● Excerpt:
At the same time, the commission has done away with rules intended to encourage competition. To pick just one example, the commission abolished 1990s network-sharing requirements that allowed upstart providers to buy access to incumbents' infrastructure. Without those rules, America has fallen from a broadband leader to a laggard -- no longer even among the world's 10 most wired nations. Perhaps the only beneficiaries of the rule change were the established telecom companies.
Certainly part of the administration's motivation for these policy reversals is its love of laissez-faire capitalism. But this White House has goals that go beyond economic ideology: It wants help listening in on Americans' calls. And just as Wilson's administration helped AT&T build its monopoly in exchange for a year of wartime security, Bush's administration is prepared to help rebuild it in exchange for constant surveillance.
Of course this quid pro quo goes unstated. The trade-off is likely nowhere near as explicit as Paul Begala (in a typical instance of hyperbole) described it on CNN. “Big government is getting into bed with big business,” he said, before imagining a conversation between the president and the CEO of AT&T.
The truth is that the government and the telecom companies have such a closely intertwined relationship that the industry only needed to see that the Bush administration has what it wants -- approval of mergers and relaxation of rules -- before it was willing to go along with any spying plan. Clinton FCC chair Reed Hundt, who politely describes the current administration as having “an easy-going attitude about the consolidation” of the telecom industry, points out that even today, “the government plays a big role” in the companies' business. For example, the hands-off Bush FCC itself has imposed conditions on mergers that veer into the minutiae of telecom offerings, such as which Internet services can be bundled with which phone services.

● Prompt A:
Based on the telecom passage, is each statement true? Answer yes or no for each, and quote the words from the passage that decide it.
(i) The commission abolished network-sharing requirements from the 1990s.
(ii) America is still one of the world's 10 most wired nations.
(iii) Reed Hundt chaired the FCC under Bush.
● Prompt B:
In the telecom passage, what did Wilson's administration get in return for helping AT&T build its monopoly?
● Prompt C:
Pick up the telecom passage at the end of its last sentence and keep writing.

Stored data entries

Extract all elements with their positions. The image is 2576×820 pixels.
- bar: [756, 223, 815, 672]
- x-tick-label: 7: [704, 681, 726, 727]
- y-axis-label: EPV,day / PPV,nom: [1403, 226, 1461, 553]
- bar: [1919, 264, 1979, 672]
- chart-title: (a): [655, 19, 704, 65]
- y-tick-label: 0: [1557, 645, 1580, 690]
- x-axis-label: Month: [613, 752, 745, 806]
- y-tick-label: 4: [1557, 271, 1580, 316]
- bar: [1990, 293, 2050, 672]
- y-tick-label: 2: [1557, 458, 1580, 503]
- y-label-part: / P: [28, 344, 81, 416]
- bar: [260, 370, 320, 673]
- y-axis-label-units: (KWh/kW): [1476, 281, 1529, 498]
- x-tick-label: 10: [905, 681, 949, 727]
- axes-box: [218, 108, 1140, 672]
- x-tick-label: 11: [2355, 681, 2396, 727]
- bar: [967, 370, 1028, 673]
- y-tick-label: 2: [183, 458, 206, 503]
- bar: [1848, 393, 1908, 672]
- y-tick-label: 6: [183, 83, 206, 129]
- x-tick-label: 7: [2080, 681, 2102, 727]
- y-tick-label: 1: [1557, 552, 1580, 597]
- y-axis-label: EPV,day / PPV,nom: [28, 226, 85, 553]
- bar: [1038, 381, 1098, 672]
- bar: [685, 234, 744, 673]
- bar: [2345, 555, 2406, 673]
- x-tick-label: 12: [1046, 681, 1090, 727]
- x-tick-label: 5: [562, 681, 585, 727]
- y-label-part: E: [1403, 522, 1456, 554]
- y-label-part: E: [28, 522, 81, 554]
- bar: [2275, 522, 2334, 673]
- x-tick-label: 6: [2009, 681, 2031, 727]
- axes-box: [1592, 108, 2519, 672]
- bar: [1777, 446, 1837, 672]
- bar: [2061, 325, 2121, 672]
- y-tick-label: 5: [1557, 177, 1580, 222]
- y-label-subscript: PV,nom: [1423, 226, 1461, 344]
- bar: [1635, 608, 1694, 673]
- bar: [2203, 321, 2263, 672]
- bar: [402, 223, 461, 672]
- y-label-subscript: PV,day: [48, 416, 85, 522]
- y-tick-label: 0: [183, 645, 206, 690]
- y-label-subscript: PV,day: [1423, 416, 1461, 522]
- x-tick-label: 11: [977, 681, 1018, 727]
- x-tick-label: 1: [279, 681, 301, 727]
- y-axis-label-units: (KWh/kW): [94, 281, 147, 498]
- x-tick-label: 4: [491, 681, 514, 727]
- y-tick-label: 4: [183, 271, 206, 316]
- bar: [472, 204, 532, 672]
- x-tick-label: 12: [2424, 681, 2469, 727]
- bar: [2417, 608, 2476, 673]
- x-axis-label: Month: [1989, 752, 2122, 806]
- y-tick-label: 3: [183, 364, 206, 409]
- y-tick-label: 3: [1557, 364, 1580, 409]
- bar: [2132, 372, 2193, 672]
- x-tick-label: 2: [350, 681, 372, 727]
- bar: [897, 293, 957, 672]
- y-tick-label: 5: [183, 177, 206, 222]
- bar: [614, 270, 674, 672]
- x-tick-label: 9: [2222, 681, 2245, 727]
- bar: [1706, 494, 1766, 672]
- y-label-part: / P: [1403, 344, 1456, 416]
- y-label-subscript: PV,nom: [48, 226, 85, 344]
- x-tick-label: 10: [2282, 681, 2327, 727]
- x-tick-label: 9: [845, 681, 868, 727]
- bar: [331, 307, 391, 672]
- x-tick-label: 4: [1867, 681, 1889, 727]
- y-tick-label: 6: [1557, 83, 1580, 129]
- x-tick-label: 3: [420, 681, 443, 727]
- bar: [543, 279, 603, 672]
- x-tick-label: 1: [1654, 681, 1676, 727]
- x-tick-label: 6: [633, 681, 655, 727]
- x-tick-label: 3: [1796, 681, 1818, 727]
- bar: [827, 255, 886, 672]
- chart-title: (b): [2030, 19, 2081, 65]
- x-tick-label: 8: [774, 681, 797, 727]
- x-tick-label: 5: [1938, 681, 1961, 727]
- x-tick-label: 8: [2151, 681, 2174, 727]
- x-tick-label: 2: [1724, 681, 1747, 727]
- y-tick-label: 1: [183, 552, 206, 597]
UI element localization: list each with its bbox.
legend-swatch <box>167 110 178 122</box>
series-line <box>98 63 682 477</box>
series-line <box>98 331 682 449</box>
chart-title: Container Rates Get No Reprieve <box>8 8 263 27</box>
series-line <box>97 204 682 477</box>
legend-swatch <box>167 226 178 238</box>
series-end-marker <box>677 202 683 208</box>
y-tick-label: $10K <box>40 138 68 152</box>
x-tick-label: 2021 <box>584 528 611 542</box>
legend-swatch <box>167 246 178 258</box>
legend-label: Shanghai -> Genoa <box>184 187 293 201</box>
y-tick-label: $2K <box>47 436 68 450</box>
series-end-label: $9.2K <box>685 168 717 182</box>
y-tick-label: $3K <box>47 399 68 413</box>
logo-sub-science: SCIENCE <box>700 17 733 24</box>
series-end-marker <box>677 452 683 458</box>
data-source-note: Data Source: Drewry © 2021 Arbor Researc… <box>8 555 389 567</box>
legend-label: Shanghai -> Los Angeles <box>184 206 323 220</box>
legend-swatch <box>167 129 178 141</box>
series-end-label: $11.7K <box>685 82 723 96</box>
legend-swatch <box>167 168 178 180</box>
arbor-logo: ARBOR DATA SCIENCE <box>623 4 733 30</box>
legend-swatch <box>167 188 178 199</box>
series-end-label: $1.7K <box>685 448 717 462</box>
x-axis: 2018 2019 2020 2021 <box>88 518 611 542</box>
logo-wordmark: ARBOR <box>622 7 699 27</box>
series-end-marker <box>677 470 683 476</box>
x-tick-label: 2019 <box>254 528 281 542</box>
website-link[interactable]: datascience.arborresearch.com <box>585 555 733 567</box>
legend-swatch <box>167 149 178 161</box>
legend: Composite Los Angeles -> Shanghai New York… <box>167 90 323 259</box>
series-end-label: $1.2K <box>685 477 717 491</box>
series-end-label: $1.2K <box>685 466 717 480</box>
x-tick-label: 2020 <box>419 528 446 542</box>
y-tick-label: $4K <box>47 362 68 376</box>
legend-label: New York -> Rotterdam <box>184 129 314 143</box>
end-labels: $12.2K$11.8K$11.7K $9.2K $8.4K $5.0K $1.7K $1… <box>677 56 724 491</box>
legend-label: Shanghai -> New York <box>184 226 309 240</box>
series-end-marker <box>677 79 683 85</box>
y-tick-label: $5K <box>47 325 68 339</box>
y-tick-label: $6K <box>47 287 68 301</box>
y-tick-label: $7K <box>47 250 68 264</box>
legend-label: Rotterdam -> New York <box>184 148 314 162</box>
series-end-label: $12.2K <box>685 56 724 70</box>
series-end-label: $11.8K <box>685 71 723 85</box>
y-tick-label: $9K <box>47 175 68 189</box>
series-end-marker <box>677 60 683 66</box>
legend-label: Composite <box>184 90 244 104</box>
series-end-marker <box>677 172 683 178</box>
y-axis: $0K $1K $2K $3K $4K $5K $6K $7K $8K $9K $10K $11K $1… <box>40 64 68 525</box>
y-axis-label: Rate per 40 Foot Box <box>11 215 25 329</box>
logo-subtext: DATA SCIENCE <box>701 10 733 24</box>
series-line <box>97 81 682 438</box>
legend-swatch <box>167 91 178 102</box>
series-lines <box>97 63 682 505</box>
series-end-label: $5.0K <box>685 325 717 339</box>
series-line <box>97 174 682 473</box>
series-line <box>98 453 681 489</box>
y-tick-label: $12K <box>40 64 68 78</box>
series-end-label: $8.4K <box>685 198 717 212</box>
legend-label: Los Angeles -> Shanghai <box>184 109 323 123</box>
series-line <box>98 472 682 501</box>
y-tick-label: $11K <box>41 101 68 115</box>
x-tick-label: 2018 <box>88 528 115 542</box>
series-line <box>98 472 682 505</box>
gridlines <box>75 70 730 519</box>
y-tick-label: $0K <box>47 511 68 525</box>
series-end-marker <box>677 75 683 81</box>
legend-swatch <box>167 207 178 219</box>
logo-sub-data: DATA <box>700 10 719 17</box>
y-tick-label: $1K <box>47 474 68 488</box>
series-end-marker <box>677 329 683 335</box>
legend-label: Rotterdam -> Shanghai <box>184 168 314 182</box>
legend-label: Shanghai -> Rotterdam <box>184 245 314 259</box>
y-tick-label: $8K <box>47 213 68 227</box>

● Response area A:
(i) Yes: "the commission abolished 1990s network-sharing requirements that allowed upstart providers to buy access to incumbents' infrastructure"
(ii) No: "no longer even among the world's 10 most wired nations"
(iii) No: "Clinton FCC chair Reed Hundt"

● Response area B:
A year of wartime security.

● Response area C:
Even conservatives see the danger of this dynamic. Adam Thierer, a senior fellow at the Progress and Freedom Foundation, a free-market think tank associated with Newt Gingrich, says that the “regulatory sword of Damocles” may encourage companies to go along with the NSA program. “A lot of these things happen in such a way that you wonder what happens behind closed doors,” he says. “You have a company with many business interests and shareholder interests, and you don't want to risk those interests. And you need access to new markets or new entry policy or maybe a subsidy or a merger approval -- you have to play ball.”
The logic of this dynamic has become apparent in the last several weeks. BellSouth, SBC, and Verizon -- the three companies that were competing to become the new Ma Bell before Verizon became the odd man out -- happily went along with the NSA's phone surveillance. (Their bizarre, week-late denials were too carefully parsed to be credible.) Only Qwest, a relatively small Western Baby Bell with a national fiber-optic network built to challenge the incumbents, resisted. Without compelling economic reasons to override their assessment that the request violated privacy laws, company executives refused to share their customers' data.
Unfortunately for consumers, the Bush administration has more to trade away to the telecom companies as it seeks ever-greater surveillance powers. Net neutrality -- the principle that the companies shouldn't be able to offer their favored services priority access to customers' internet lines -- likely will be the first to go. As the administration pushes ahead, there will be two big winners: telecom monopolists and electronic eavesdroppers. The loser, of course, is the American people.
Alexander Dryer works for The New Yorker in Washington, DC.